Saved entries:
** BEGIN **
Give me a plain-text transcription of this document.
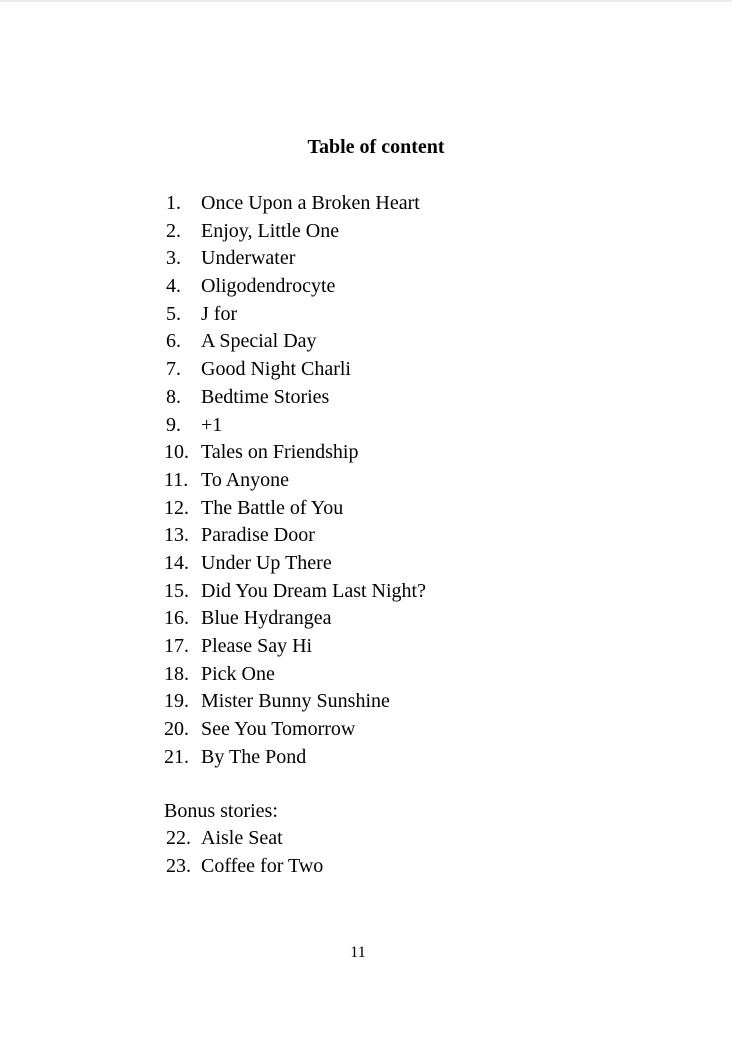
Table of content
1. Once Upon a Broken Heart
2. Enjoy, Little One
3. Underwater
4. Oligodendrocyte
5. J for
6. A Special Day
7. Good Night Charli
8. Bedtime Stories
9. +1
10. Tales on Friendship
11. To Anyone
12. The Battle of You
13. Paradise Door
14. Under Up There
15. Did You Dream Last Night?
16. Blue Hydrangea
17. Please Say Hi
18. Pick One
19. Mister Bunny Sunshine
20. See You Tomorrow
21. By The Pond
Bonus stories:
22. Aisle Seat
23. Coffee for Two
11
** END **
** BEGIN **
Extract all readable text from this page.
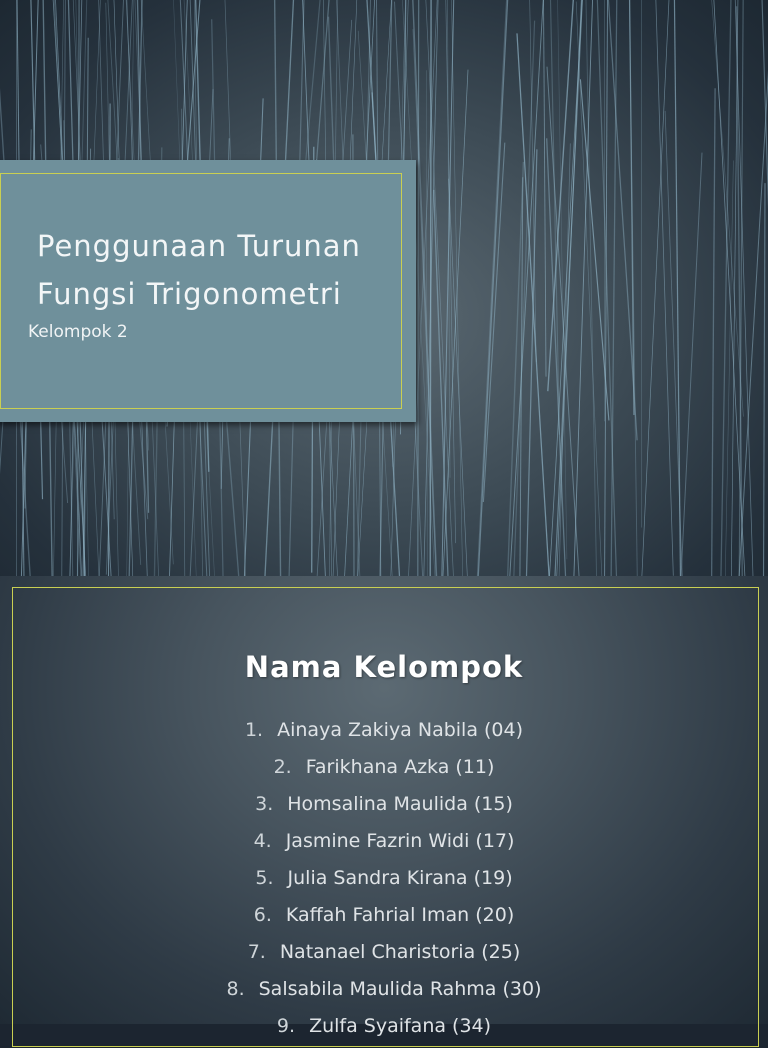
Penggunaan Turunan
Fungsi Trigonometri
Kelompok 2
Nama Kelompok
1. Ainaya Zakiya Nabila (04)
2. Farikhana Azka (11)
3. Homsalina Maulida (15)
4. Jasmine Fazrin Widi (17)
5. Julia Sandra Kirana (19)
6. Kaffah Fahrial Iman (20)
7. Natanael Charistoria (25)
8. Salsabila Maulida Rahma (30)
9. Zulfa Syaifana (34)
** END **
** BEGIN **
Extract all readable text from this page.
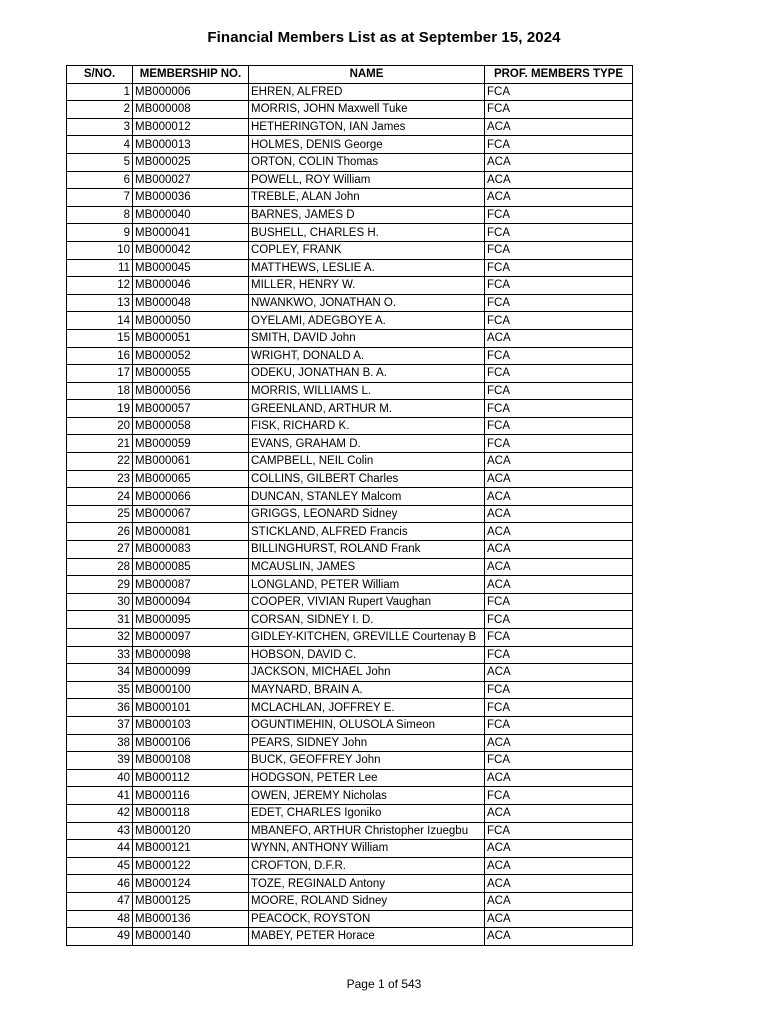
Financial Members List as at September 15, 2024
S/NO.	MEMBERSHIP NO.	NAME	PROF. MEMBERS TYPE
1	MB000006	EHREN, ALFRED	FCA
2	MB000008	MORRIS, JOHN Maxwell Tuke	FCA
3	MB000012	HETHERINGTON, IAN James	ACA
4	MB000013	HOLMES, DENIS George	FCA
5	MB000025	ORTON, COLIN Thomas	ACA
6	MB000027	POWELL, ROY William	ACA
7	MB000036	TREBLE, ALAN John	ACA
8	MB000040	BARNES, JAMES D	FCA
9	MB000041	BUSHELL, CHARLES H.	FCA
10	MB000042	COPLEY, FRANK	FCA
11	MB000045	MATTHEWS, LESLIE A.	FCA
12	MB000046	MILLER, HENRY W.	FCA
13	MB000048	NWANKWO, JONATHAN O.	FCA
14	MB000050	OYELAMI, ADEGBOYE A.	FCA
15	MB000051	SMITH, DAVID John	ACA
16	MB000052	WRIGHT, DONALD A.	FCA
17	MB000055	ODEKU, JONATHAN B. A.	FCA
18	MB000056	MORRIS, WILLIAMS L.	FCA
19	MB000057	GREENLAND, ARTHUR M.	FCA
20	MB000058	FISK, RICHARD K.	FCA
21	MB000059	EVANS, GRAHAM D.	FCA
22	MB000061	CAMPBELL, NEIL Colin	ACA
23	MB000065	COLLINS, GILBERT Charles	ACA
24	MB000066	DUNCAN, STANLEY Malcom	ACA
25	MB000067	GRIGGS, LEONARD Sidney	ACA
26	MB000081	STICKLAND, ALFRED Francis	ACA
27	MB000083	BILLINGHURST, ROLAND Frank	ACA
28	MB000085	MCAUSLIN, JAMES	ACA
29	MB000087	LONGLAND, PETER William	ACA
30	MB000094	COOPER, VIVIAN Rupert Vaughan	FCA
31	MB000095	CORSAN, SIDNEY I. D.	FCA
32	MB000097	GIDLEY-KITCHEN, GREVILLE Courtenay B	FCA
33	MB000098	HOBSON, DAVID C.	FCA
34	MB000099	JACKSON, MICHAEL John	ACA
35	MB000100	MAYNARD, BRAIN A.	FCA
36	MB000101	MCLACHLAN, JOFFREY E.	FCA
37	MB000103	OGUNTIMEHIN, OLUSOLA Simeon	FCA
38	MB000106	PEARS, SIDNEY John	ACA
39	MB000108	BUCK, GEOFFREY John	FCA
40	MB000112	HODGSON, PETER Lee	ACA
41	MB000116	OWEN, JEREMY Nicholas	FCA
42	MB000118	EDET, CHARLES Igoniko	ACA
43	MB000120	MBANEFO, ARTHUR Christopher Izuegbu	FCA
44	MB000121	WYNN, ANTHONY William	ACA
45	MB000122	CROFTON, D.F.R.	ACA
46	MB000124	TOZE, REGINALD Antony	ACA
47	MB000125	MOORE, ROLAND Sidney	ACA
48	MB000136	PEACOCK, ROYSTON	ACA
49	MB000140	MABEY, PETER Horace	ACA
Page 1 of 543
** END **
Exercise aim: Identify the lines of the entries containing the string "DAVID". Copy each such line.

Output of the exercise:
15	MB000051	SMITH, DAVID John	ACA
33	MB000098	HOBSON, DAVID C.	FCA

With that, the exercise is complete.